Start

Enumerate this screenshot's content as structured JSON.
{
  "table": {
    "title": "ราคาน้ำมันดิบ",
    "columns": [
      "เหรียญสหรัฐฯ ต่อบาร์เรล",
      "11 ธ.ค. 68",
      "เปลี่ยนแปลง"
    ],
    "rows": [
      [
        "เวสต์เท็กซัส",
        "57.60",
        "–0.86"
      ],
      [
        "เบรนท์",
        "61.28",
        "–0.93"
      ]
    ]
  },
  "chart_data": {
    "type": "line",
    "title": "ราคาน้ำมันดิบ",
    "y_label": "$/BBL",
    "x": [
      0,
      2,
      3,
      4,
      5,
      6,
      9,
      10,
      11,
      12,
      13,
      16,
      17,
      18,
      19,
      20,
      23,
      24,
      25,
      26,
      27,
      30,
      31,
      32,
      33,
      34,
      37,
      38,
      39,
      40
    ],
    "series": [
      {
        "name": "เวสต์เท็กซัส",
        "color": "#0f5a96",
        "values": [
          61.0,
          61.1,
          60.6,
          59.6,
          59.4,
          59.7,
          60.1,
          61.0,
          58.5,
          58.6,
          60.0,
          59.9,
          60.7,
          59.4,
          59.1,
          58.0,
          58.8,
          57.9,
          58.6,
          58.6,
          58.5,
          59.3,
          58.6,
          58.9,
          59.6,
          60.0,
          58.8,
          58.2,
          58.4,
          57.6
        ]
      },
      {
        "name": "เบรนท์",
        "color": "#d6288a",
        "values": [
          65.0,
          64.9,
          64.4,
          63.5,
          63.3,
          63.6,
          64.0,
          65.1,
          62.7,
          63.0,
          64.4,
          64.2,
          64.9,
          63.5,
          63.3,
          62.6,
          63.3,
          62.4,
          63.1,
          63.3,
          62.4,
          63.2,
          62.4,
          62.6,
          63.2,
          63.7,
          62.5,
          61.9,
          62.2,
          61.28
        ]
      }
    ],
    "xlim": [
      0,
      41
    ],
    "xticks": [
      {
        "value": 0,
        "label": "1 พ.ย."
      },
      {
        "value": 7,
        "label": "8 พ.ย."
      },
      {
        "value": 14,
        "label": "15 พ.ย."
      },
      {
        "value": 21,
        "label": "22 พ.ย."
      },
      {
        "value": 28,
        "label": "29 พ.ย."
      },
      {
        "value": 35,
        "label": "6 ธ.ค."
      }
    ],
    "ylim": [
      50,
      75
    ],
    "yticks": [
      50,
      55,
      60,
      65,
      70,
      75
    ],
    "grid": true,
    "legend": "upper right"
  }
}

End

(Exercise aim): Extract each record, keeping it identical to the original.

(The reply):
Enumerate this screenshot's content as structured JSON.
{
  "table": {
    "title": "ราคาน้ำมันดิบ",
    "columns": [
      "เหรียญสหรัฐฯ ต่อบาร์เรล",
      "11 ธ.ค. 68",
      "เปลี่ยนแปลง"
    ],
    "rows": [
      [
        "เวสต์เท็กซัส",
        "57.60",
        "–0.86"
      ],
      [
        "เบรนท์",
        "61.28",
        "–0.93"
      ]
    ]
  },
  "chart_data": {
    "type": "line",
    "title": "ราคาน้ำมันดิบ",
    "y_label": "$/BBL",
    "x": [
      0,
      2,
      3,
      4,
      5,
      6,
      9,
      10,
      11,
      12,
      13,
      16,
      17,
      18,
      19,
      20,
      23,
      24,
      25,
      26,
      27,
      30,
      31,
      32,
      33,
      34,
      37,
      38,
      39,
      40
    ],
    "series": [
      {
        "name": "เวสต์เท็กซัส",
        "color": "#0f5a96",
        "values": [
          61.0,
          61.1,
          60.6,
          59.6,
          59.4,
          59.7,
          60.1,
          61.0,
          58.5,
          58.6,
          60.0,
          59.9,
          60.7,
          59.4,
          59.1,
          58.0,
          58.8,
          57.9,
          58.6,
          58.6,
          58.5,
          59.3,
          58.6,
          58.9,
          59.6,
          60.0,
          58.8,
          58.2,
          58.4,
          57.6
        ]
      },
      {
        "name": "เบรนท์",
        "color": "#d6288a",
        "values": [
          65.0,
          64.9,
          64.4,
          63.5,
          63.3,
          63.6,
          64.0,
          65.1,
          62.7,
          63.0,
          64.4,
          64.2,
          64.9,
          63.5,
          63.3,
          62.6,
          63.3,
          62.4,
          63.1,
          63.3,
          62.4,
          63.2,
          62.4,
          62.6,
          63.2,
          63.7,
          62.5,
          61.9,
          62.2,
          61.28
        ]
      }
    ],
    "xlim": [
      0,
      41
    ],
    "xticks": [
      {
        "value": 0,
        "label": "1 พ.ย."
      },
      {
        "value": 7,
        "label": "8 พ.ย."
      },
      {
        "value": 14,
        "label": "15 พ.ย."
      },
      {
        "value": 21,
        "label": "22 พ.ย."
      },
      {
        "value": 28,
        "label": "29 พ.ย."
      },
      {
        "value": 35,
        "label": "6 ธ.ค."
      }
    ],
    "ylim": [
      50,
      75
    ],
    "yticks": [
      50,
      55,
      60,
      65,
      70,
      75
    ],
    "grid": true,
    "legend": "upper right"
  }
}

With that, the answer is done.